Exercise details.
Would it be possible to write out each entry below exactly, without the pictures?

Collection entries
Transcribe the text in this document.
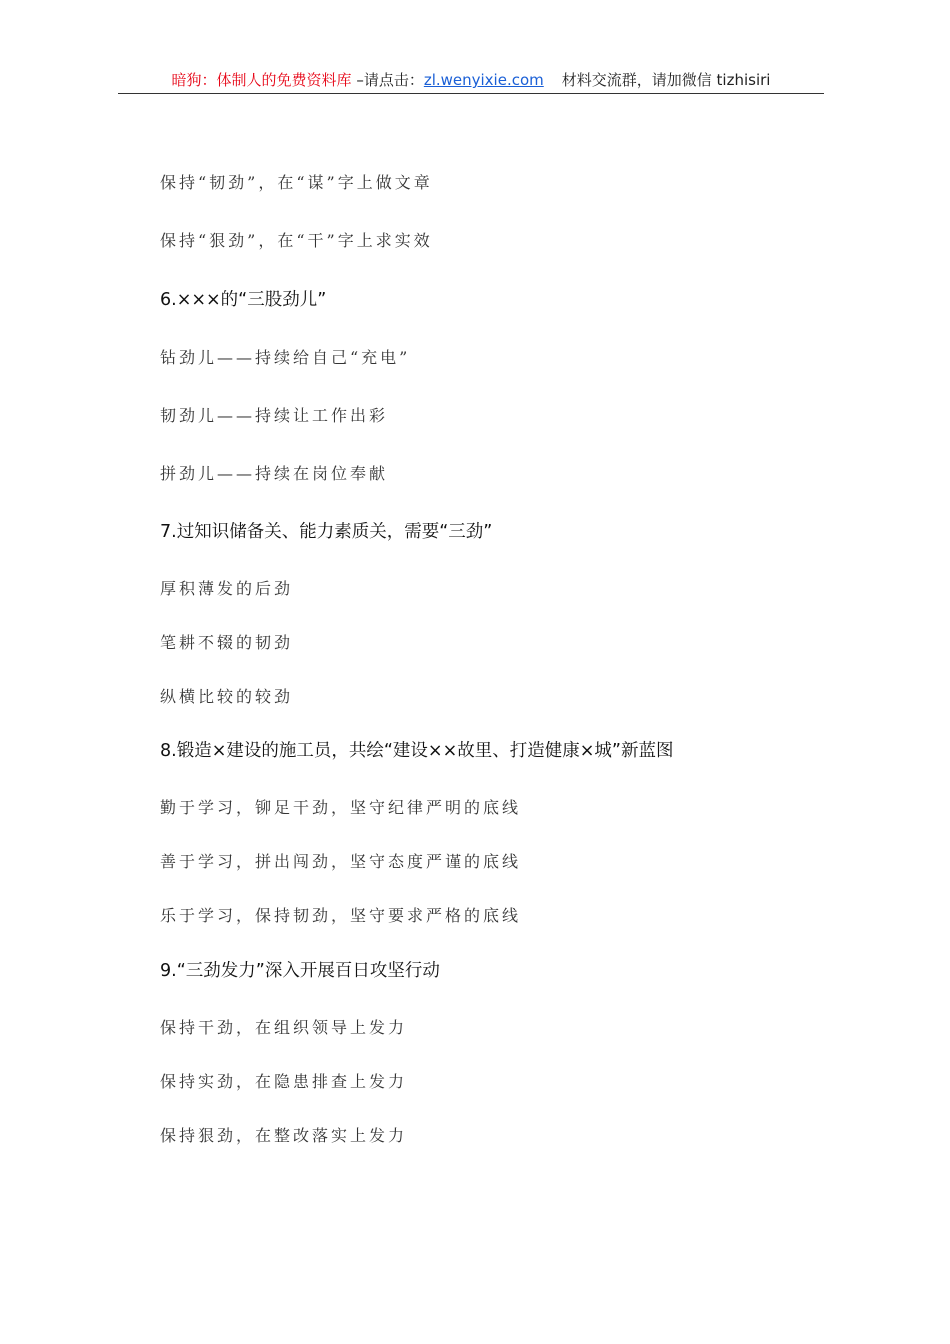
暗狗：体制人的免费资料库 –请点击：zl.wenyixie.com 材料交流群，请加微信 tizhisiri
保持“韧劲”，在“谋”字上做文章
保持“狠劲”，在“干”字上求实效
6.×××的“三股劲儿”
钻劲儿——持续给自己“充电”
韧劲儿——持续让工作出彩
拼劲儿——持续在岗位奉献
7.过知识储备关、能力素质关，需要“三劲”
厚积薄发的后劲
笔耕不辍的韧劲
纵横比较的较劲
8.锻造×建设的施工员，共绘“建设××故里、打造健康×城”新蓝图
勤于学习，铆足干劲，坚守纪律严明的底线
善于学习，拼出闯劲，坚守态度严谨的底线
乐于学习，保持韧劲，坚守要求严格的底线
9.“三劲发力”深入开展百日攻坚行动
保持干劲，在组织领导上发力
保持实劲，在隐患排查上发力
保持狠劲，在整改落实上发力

Written reply.
Transcribe the text in this document.
暗狗：体制人的免费资料库 –请点击：zl.wenyixie.com 材料交流群，请加微信 tizhisiri
保持“韧劲”，在“谋”字上做文章
保持“狠劲”，在“干”字上求实效
6.×××的“三股劲儿”
钻劲儿——持续给自己“充电”
韧劲儿——持续让工作出彩
拼劲儿——持续在岗位奉献
7.过知识储备关、能力素质关，需要“三劲”
厚积薄发的后劲
笔耕不辍的韧劲
纵横比较的较劲
8.锻造×建设的施工员，共绘“建设××故里、打造健康×城”新蓝图
勤于学习，铆足干劲，坚守纪律严明的底线
善于学习，拼出闯劲，坚守态度严谨的底线
乐于学习，保持韧劲，坚守要求严格的底线
9.“三劲发力”深入开展百日攻坚行动
保持干劲，在组织领导上发力
保持实劲，在隐患排查上发力
保持狠劲，在整改落实上发力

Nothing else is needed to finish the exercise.